> **Problem**
Repeat the records below exactly, leaving out any pictures.

> **Supplied entries**
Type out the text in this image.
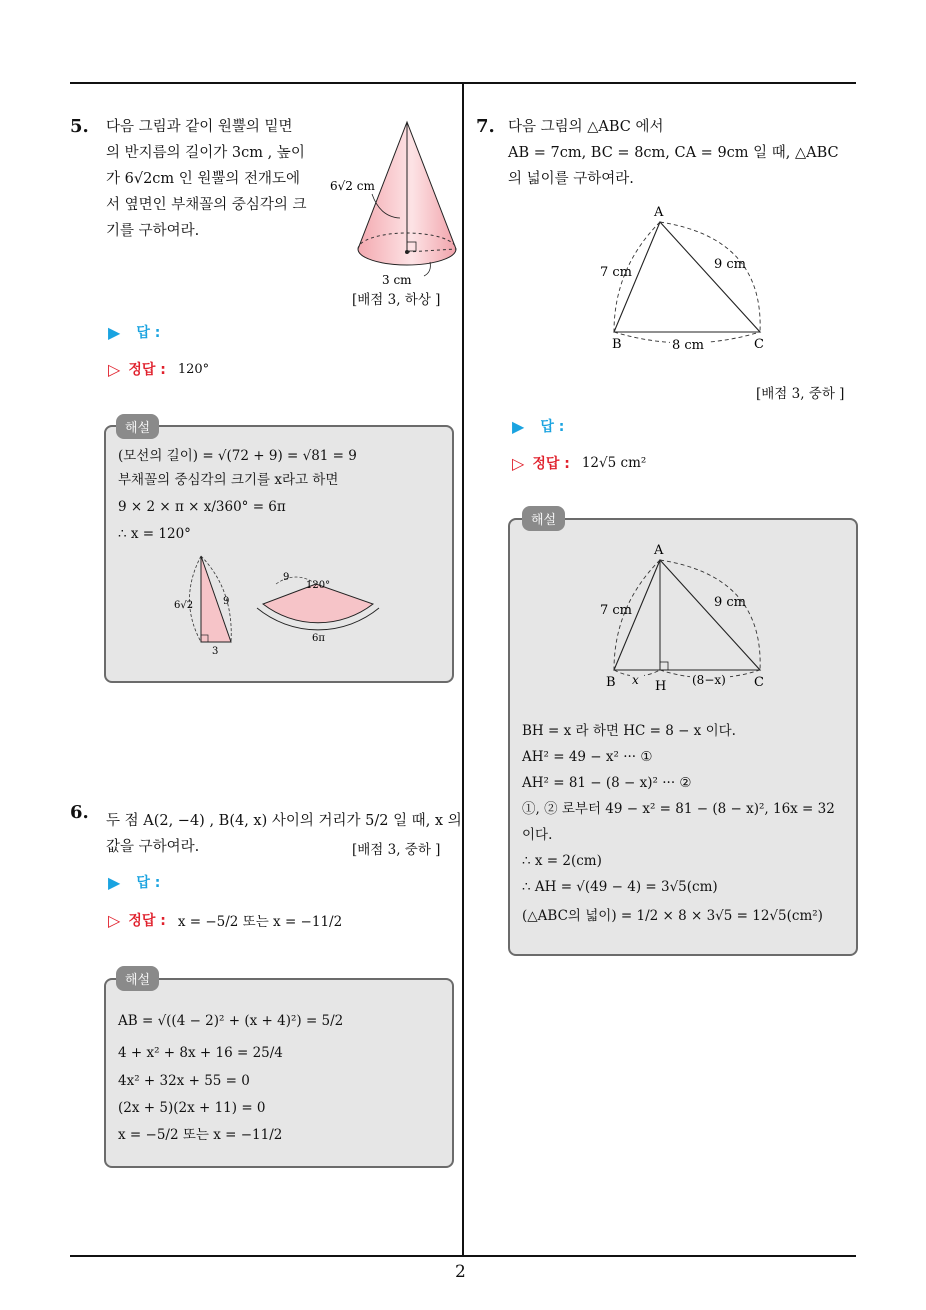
2
5. 다음 그림과 같이 원뿔의 밑면
의 반지름의 길이가 3cm , 높이
가 6√2cm 인 원뿔의 전개도에
서 옆면인 부채꼴의 중심각의 크
기를 구하여라.
6√2 cm
3 cm
[배점 3, 하상 ]
▶ 답 :
▷ 정답 : 120°
해설
(모선의 길이) = √(72 + 9) = √81 = 9
부채꼴의 중심각의 크기를 x라고 하면
9 × 2 × π × x/360° = 6π
∴ x = 120°
6√2	9
3
9
120°
6π
6. 두 점 A(2, −4) , B(4, x) 사이의 거리가 5/2 일 때, x 의
값을 구하여라.	[배점 3, 중하 ]
▶ 답 :
▷ 정답 : x = −5/2 또는 x = −11/2
해설
AB = √((4 − 2)² + (x + 4)²) = 5/2
4 + x² + 8x + 16 = 25/4
4x² + 32x + 55 = 0
(2x + 5)(2x + 11) = 0
x = −5/2 또는 x = −11/2
7. 다음 그림의 △ABC 에서
AB = 7cm, BC = 8cm, CA = 9cm 일 때, △ABC
의 넓이를 구하여라.
A
B	C
7 cm
9 cm
8 cm
[배점 3, 중하 ]
▶ 답 :
▷ 정답 : 12√5 cm²
해설
A
B	C
H
7 cm
9 cm
x	(8−x)
BH = x 라 하면 HC = 8 − x 이다.
AH² = 49 − x² ··· ①
AH² = 81 − (8 − x)² ··· ②
①, ② 로부터 49 − x² = 81 − (8 − x)², 16x = 32
이다.
∴ x = 2(cm)
∴ AH = √(49 − 4) = 3√5(cm)
(△ABC의 넓이) = 1/2 × 8 × 3√5 = 12√5(cm²)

> **Exercise output**
Type out the text in this image.
2
5. 다음 그림과 같이 원뿔의 밑면
의 반지름의 길이가 3cm , 높이
가 6√2cm 인 원뿔의 전개도에
서 옆면인 부채꼴의 중심각의 크
기를 구하여라.
6√2 cm
3 cm
[배점 3, 하상 ]
▶ 답 :
▷ 정답 : 120°
해설
(모선의 길이) = √(72 + 9) = √81 = 9
부채꼴의 중심각의 크기를 x라고 하면
9 × 2 × π × x/360° = 6π
∴ x = 120°
6√2	9
3
9
120°
6π
6. 두 점 A(2, −4) , B(4, x) 사이의 거리가 5/2 일 때, x 의
값을 구하여라.	[배점 3, 중하 ]
▶ 답 :
▷ 정답 : x = −5/2 또는 x = −11/2
해설
AB = √((4 − 2)² + (x + 4)²) = 5/2
4 + x² + 8x + 16 = 25/4
4x² + 32x + 55 = 0
(2x + 5)(2x + 11) = 0
x = −5/2 또는 x = −11/2
7. 다음 그림의 △ABC 에서
AB = 7cm, BC = 8cm, CA = 9cm 일 때, △ABC
의 넓이를 구하여라.
A
B	C
7 cm
9 cm
8 cm
[배점 3, 중하 ]
▶ 답 :
▷ 정답 : 12√5 cm²
해설
A
B	C
H
7 cm
9 cm
x	(8−x)
BH = x 라 하면 HC = 8 − x 이다.
AH² = 49 − x² ··· ①
AH² = 81 − (8 − x)² ··· ②
①, ② 로부터 49 − x² = 81 − (8 − x)², 16x = 32
이다.
∴ x = 2(cm)
∴ AH = √(49 − 4) = 3√5(cm)
(△ABC의 넓이) = 1/2 × 8 × 3√5 = 12√5(cm²)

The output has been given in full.